WHAT THE EXERCISE ASKS: Report each line of the data that includes the word "name".

[Records]
══════

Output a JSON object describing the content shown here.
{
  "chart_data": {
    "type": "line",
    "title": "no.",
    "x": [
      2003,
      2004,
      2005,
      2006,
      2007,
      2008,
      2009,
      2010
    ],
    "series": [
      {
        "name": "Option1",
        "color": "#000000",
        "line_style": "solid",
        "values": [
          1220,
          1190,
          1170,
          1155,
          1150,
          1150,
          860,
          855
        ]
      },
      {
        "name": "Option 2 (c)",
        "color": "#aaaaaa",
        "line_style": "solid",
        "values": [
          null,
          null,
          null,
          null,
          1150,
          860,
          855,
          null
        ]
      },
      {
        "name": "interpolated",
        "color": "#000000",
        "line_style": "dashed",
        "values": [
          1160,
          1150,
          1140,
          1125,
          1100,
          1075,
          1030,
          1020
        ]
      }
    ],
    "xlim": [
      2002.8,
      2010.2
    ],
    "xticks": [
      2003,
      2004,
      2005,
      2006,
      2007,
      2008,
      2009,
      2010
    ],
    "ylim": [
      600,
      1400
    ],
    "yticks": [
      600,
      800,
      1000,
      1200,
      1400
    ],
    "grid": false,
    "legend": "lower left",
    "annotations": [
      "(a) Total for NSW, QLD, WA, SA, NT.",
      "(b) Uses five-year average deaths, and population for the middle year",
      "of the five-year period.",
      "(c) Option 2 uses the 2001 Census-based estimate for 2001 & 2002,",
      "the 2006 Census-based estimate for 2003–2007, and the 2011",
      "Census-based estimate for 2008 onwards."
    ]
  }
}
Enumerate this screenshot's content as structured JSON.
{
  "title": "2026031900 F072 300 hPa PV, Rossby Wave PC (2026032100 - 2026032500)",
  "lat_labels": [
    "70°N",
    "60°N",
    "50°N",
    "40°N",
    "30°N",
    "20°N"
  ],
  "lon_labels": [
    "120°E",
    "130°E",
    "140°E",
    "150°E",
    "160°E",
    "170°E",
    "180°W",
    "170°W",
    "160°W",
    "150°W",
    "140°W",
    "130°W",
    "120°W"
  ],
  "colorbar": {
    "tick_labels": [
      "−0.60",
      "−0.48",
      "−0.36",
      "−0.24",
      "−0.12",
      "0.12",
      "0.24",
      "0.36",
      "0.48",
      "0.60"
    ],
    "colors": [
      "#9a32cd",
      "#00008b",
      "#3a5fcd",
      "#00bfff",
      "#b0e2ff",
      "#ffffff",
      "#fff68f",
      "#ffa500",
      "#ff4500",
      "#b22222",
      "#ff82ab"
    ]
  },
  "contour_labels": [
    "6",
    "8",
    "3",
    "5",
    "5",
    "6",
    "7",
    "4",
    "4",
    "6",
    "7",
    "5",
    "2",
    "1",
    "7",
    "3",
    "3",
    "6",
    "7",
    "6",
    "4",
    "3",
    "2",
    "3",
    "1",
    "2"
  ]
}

══════

THE COMPLETED TASK:
        "name": "Option1",
        "name": "Option 2 (c)",
        "name": "interpolated",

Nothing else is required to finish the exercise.